━━ Task input ━━
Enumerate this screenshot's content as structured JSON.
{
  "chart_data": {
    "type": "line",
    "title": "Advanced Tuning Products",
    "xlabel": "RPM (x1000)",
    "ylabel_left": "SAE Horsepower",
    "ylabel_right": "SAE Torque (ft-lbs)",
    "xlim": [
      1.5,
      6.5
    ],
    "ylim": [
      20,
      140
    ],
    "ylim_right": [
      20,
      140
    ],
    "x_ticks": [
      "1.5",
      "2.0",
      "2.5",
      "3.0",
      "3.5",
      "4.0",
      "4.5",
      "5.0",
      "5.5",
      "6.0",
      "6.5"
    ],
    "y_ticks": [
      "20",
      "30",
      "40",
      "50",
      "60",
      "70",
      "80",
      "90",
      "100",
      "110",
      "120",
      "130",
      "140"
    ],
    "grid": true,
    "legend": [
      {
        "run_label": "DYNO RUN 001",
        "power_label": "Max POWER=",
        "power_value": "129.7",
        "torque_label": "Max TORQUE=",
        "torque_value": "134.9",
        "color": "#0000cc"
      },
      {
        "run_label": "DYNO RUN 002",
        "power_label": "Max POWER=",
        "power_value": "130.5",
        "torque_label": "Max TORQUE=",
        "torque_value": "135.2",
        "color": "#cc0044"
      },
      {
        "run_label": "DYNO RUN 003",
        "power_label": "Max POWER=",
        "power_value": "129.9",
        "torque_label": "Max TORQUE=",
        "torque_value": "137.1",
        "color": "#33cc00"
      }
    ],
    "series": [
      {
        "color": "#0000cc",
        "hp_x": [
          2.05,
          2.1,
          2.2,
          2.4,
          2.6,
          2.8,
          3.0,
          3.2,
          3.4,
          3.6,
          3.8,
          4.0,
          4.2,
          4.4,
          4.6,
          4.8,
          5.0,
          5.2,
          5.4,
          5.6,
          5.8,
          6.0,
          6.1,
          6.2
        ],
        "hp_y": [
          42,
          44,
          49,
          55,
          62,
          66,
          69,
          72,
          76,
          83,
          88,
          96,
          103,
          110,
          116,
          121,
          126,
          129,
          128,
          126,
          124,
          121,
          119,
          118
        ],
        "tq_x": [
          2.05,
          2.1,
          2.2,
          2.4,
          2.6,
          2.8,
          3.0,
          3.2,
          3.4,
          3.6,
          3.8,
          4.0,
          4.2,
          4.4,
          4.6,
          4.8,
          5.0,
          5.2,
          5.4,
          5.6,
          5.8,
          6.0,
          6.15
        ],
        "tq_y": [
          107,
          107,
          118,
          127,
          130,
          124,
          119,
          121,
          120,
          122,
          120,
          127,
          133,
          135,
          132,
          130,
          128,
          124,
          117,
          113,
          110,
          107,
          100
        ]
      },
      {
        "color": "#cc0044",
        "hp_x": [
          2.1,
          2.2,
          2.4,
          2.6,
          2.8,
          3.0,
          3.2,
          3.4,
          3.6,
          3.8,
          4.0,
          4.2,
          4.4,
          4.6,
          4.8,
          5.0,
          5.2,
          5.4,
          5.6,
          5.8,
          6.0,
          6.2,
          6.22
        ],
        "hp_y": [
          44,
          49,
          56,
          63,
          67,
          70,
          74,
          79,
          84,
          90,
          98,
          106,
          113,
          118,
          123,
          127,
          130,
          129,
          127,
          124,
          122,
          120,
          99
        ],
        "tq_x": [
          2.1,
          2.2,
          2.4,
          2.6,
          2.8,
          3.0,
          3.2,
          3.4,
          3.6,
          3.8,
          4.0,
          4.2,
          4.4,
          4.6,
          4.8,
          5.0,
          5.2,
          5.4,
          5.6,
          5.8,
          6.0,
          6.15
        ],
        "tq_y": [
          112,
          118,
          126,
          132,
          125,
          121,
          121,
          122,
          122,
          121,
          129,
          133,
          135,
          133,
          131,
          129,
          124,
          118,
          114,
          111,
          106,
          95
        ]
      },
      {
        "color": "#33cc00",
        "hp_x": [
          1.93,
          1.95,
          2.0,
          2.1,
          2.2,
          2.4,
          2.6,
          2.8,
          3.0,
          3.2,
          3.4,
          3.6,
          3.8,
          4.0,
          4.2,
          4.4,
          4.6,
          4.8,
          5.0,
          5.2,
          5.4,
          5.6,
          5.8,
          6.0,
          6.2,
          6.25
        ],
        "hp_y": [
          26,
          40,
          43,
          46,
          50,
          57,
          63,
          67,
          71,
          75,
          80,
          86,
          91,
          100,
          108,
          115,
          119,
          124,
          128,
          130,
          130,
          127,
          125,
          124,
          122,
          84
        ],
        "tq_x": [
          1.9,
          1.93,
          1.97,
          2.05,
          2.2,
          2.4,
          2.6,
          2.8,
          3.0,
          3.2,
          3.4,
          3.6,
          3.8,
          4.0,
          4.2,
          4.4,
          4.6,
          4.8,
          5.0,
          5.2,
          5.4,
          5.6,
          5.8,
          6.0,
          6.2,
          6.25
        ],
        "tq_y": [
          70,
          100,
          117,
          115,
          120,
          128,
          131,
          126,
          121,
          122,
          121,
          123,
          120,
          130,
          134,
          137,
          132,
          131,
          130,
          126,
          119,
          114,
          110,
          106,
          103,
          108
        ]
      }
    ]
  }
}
━━━
■ Do this: Go through the records and print each one exactly.

■ Result of the task:
Enumerate this screenshot's content as structured JSON.
{
  "chart_data": {
    "type": "line",
    "title": "Advanced Tuning Products",
    "xlabel": "RPM (x1000)",
    "ylabel_left": "SAE Horsepower",
    "ylabel_right": "SAE Torque (ft-lbs)",
    "xlim": [
      1.5,
      6.5
    ],
    "ylim": [
      20,
      140
    ],
    "ylim_right": [
      20,
      140
    ],
    "x_ticks": [
      "1.5",
      "2.0",
      "2.5",
      "3.0",
      "3.5",
      "4.0",
      "4.5",
      "5.0",
      "5.5",
      "6.0",
      "6.5"
    ],
    "y_ticks": [
      "20",
      "30",
      "40",
      "50",
      "60",
      "70",
      "80",
      "90",
      "100",
      "110",
      "120",
      "130",
      "140"
    ],
    "grid": true,
    "legend": [
      {
        "run_label": "DYNO RUN 001",
        "power_label": "Max POWER=",
        "power_value": "129.7",
        "torque_label": "Max TORQUE=",
        "torque_value": "134.9",
        "color": "#0000cc"
      },
      {
        "run_label": "DYNO RUN 002",
        "power_label": "Max POWER=",
        "power_value": "130.5",
        "torque_label": "Max TORQUE=",
        "torque_value": "135.2",
        "color": "#cc0044"
      },
      {
        "run_label": "DYNO RUN 003",
        "power_label": "Max POWER=",
        "power_value": "129.9",
        "torque_label": "Max TORQUE=",
        "torque_value": "137.1",
        "color": "#33cc00"
      }
    ],
    "series": [
      {
        "color": "#0000cc",
        "hp_x": [
          2.05,
          2.1,
          2.2,
          2.4,
          2.6,
          2.8,
          3.0,
          3.2,
          3.4,
          3.6,
          3.8,
          4.0,
          4.2,
          4.4,
          4.6,
          4.8,
          5.0,
          5.2,
          5.4,
          5.6,
          5.8,
          6.0,
          6.1,
          6.2
        ],
        "hp_y": [
          42,
          44,
          49,
          55,
          62,
          66,
          69,
          72,
          76,
          83,
          88,
          96,
          103,
          110,
          116,
          121,
          126,
          129,
          128,
          126,
          124,
          121,
          119,
          118
        ],
        "tq_x": [
          2.05,
          2.1,
          2.2,
          2.4,
          2.6,
          2.8,
          3.0,
          3.2,
          3.4,
          3.6,
          3.8,
          4.0,
          4.2,
          4.4,
          4.6,
          4.8,
          5.0,
          5.2,
          5.4,
          5.6,
          5.8,
          6.0,
          6.15
        ],
        "tq_y": [
          107,
          107,
          118,
          127,
          130,
          124,
          119,
          121,
          120,
          122,
          120,
          127,
          133,
          135,
          132,
          130,
          128,
          124,
          117,
          113,
          110,
          107,
          100
        ]
      },
      {
        "color": "#cc0044",
        "hp_x": [
          2.1,
          2.2,
          2.4,
          2.6,
          2.8,
          3.0,
          3.2,
          3.4,
          3.6,
          3.8,
          4.0,
          4.2,
          4.4,
          4.6,
          4.8,
          5.0,
          5.2,
          5.4,
          5.6,
          5.8,
          6.0,
          6.2,
          6.22
        ],
        "hp_y": [
          44,
          49,
          56,
          63,
          67,
          70,
          74,
          79,
          84,
          90,
          98,
          106,
          113,
          118,
          123,
          127,
          130,
          129,
          127,
          124,
          122,
          120,
          99
        ],
        "tq_x": [
          2.1,
          2.2,
          2.4,
          2.6,
          2.8,
          3.0,
          3.2,
          3.4,
          3.6,
          3.8,
          4.0,
          4.2,
          4.4,
          4.6,
          4.8,
          5.0,
          5.2,
          5.4,
          5.6,
          5.8,
          6.0,
          6.15
        ],
        "tq_y": [
          112,
          118,
          126,
          132,
          125,
          121,
          121,
          122,
          122,
          121,
          129,
          133,
          135,
          133,
          131,
          129,
          124,
          118,
          114,
          111,
          106,
          95
        ]
      },
      {
        "color": "#33cc00",
        "hp_x": [
          1.93,
          1.95,
          2.0,
          2.1,
          2.2,
          2.4,
          2.6,
          2.8,
          3.0,
          3.2,
          3.4,
          3.6,
          3.8,
          4.0,
          4.2,
          4.4,
          4.6,
          4.8,
          5.0,
          5.2,
          5.4,
          5.6,
          5.8,
          6.0,
          6.2,
          6.25
        ],
        "hp_y": [
          26,
          40,
          43,
          46,
          50,
          57,
          63,
          67,
          71,
          75,
          80,
          86,
          91,
          100,
          108,
          115,
          119,
          124,
          128,
          130,
          130,
          127,
          125,
          124,
          122,
          84
        ],
        "tq_x": [
          1.9,
          1.93,
          1.97,
          2.05,
          2.2,
          2.4,
          2.6,
          2.8,
          3.0,
          3.2,
          3.4,
          3.6,
          3.8,
          4.0,
          4.2,
          4.4,
          4.6,
          4.8,
          5.0,
          5.2,
          5.4,
          5.6,
          5.8,
          6.0,
          6.2,
          6.25
        ],
        "tq_y": [
          70,
          100,
          117,
          115,
          120,
          128,
          131,
          126,
          121,
          122,
          121,
          123,
          120,
          130,
          134,
          137,
          132,
          131,
          130,
          126,
          119,
          114,
          110,
          106,
          103,
          108
        ]
      }
    ]
  }
}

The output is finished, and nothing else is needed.